**YOUR OBJECTIVE:** Gather all lines from the material that contain the word "residential".

**SOURCE MATERIAL:**
=-=-=-=-=

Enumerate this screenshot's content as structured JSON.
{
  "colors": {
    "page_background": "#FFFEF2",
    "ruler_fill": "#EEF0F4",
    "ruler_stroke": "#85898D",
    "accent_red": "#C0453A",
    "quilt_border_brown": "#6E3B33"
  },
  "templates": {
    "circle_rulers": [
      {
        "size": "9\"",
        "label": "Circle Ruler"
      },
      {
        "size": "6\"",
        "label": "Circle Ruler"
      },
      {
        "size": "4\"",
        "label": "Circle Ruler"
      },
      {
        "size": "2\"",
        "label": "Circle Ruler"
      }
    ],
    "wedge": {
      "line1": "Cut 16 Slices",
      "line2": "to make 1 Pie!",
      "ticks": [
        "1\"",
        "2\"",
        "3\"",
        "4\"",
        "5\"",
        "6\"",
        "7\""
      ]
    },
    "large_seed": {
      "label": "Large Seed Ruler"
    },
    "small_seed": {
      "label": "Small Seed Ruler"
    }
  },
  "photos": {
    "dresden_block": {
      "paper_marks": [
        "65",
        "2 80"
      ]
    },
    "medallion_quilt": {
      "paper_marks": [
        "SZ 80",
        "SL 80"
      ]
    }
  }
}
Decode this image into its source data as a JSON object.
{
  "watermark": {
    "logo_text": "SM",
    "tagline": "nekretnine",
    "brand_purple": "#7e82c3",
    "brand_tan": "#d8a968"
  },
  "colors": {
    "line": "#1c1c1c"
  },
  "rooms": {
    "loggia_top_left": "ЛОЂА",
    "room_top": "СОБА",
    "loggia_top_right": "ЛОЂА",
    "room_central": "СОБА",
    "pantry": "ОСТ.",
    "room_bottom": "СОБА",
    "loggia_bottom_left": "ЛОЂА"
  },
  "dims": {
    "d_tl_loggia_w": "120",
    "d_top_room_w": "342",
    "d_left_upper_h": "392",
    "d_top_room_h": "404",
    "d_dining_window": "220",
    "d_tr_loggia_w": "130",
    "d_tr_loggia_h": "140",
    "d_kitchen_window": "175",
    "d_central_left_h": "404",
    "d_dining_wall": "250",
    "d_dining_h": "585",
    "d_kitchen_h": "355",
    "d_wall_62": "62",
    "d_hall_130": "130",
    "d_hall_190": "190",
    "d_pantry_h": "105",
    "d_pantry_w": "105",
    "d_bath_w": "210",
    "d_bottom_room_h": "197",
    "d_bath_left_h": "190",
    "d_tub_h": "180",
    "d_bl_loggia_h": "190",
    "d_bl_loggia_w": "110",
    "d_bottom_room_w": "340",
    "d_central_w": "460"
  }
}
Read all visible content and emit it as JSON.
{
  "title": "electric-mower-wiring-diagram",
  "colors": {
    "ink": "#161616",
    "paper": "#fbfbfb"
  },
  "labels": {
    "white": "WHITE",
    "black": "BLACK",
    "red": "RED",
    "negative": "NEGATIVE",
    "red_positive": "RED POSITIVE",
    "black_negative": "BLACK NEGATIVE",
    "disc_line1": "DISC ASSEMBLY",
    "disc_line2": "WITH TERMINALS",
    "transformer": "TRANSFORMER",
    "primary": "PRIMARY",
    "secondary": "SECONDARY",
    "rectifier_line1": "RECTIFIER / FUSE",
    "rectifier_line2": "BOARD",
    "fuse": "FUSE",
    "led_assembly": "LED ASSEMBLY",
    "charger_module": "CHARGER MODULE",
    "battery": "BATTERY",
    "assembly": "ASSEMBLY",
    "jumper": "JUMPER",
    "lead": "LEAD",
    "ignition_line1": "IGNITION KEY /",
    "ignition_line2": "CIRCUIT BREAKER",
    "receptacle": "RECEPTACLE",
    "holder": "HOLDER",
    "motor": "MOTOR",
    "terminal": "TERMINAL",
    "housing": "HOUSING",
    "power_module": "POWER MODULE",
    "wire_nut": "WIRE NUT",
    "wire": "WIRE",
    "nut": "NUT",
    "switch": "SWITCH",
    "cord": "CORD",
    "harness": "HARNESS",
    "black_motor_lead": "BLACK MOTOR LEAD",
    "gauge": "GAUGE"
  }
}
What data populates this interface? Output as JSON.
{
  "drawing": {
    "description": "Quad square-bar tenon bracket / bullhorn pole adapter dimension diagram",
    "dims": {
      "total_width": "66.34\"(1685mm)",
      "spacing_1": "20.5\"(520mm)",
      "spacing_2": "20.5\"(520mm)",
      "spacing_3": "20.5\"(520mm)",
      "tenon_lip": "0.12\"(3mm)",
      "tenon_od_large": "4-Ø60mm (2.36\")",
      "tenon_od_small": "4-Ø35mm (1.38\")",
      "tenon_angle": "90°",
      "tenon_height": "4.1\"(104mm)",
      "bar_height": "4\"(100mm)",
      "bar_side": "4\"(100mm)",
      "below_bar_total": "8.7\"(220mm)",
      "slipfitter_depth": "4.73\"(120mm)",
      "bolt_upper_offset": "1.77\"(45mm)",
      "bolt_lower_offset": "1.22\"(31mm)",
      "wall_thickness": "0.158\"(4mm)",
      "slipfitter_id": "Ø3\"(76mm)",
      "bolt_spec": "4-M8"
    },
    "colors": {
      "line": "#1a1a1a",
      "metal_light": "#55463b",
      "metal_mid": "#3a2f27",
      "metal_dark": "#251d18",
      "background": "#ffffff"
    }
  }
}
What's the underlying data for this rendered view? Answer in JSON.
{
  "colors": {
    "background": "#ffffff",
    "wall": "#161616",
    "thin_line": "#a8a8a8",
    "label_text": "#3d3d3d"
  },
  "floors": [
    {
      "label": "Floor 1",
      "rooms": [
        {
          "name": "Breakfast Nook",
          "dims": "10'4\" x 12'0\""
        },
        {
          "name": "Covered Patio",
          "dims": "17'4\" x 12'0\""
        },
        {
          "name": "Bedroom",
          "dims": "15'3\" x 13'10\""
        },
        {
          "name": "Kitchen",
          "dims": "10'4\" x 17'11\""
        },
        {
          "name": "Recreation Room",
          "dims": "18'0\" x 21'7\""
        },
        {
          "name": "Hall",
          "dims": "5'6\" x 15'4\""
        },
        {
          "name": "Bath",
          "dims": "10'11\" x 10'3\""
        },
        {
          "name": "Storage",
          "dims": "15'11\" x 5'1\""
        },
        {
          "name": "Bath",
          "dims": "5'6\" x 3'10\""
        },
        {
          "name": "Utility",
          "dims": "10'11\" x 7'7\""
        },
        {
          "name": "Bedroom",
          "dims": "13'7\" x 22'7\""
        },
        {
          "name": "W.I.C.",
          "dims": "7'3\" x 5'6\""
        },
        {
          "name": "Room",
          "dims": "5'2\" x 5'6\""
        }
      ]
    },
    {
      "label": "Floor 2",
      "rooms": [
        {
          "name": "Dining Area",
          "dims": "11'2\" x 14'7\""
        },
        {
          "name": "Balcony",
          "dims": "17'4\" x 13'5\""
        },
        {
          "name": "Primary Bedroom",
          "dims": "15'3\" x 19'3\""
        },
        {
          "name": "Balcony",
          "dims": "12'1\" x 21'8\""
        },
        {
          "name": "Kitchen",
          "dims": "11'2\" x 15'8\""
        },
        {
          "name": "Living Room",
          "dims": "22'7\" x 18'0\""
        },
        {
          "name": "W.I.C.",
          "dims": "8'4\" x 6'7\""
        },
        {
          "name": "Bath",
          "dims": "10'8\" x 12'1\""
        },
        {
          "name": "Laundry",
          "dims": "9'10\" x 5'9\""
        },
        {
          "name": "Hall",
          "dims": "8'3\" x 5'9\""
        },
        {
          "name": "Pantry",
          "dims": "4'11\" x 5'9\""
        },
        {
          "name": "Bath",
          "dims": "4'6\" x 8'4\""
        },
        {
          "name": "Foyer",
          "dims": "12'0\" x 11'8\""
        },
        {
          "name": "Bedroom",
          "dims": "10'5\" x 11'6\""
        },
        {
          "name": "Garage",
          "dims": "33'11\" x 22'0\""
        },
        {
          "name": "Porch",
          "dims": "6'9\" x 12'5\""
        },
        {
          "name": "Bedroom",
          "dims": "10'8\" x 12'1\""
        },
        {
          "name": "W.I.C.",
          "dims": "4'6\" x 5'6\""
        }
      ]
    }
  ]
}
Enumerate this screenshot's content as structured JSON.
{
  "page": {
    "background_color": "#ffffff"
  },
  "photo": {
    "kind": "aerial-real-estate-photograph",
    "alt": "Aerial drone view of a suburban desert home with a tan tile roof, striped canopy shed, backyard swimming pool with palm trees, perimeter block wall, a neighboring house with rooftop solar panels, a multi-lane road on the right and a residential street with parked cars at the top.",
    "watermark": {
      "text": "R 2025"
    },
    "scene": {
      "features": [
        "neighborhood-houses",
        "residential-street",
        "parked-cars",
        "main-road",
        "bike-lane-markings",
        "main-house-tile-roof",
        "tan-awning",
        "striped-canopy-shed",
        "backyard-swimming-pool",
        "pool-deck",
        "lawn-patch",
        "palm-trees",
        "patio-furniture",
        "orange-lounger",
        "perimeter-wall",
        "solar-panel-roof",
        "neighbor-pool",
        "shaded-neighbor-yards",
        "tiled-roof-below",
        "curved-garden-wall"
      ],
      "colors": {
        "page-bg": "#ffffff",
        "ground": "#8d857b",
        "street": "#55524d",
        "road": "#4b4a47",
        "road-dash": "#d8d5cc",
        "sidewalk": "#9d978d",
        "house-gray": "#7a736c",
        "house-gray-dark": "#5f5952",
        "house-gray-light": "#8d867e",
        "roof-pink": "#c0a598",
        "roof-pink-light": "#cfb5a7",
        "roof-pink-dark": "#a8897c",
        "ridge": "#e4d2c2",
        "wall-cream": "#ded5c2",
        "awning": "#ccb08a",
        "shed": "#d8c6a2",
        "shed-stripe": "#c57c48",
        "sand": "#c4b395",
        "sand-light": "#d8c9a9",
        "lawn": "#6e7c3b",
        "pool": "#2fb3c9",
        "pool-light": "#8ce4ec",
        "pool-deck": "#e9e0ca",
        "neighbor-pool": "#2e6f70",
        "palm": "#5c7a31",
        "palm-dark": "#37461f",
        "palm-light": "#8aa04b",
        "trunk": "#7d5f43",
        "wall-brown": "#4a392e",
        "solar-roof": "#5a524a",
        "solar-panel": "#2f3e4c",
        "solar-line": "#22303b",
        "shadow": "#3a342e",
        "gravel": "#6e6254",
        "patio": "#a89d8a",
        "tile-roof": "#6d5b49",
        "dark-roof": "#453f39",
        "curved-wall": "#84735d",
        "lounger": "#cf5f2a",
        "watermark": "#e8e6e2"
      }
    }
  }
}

=-=-=-=-=

**ANSWER BELOW:**
    "alt": "Aerial drone view of a suburban desert home with a tan tile roof, striped canopy shed, backyard swimming pool with palm trees, perimeter block wall, a neighboring house with rooftop solar panels, a multi-lane road on the right and a residential street with parked cars at the top.",
        "residential-street",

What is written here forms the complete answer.